# [Request]
Sort through the entries below and pull out lines containing the word "pour".

# [Excerpted data]
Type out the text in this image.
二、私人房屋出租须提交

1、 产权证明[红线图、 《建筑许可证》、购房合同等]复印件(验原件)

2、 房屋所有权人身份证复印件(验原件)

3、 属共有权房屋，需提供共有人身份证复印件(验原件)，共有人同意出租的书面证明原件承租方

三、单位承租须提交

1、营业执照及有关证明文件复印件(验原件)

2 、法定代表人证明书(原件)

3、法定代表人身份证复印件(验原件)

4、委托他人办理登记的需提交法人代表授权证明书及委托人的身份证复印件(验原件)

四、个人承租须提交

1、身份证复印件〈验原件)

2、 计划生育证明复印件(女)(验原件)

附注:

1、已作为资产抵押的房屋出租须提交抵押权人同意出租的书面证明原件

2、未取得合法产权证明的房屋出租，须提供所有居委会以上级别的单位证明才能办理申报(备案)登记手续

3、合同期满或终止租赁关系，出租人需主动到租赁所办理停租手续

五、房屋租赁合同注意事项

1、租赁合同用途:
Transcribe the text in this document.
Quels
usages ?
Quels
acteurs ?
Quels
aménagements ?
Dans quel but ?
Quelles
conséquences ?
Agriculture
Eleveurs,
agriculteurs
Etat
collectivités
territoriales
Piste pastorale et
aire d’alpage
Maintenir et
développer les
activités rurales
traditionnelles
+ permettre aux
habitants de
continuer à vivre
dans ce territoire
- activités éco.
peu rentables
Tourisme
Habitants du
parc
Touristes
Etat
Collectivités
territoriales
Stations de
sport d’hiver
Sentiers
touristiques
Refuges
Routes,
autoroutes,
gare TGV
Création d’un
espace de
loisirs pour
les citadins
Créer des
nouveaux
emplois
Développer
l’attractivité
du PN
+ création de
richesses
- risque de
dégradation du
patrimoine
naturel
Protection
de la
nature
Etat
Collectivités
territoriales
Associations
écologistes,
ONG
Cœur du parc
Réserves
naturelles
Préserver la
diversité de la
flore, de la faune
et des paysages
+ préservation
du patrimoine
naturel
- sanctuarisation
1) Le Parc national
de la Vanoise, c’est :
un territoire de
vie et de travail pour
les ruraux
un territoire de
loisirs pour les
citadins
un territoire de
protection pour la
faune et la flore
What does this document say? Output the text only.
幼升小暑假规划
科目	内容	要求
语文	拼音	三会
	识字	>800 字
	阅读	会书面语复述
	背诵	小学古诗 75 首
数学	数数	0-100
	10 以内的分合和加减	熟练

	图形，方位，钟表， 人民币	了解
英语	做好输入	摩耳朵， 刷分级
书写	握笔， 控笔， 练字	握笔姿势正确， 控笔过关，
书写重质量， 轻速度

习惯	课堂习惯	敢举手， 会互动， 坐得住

# [Response to this exercise]
loisirs pour
vie et de travail pour
loisirs pour les
protection pour la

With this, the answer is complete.